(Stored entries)

_____

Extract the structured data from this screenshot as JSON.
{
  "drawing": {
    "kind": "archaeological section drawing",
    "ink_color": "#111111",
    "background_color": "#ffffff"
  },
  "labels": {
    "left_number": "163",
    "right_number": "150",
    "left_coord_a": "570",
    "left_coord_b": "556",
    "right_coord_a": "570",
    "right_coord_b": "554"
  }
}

_____

• _Written instruction_: Every line of the data above should be copied exactly.

• _Final result_:
Extract the structured data from this screenshot as JSON.
{
  "drawing": {
    "kind": "archaeological section drawing",
    "ink_color": "#111111",
    "background_color": "#ffffff"
  },
  "labels": {
    "left_number": "163",
    "right_number": "150",
    "left_coord_a": "570",
    "left_coord_b": "556",
    "right_coord_a": "570",
    "right_coord_b": "554"
  }
}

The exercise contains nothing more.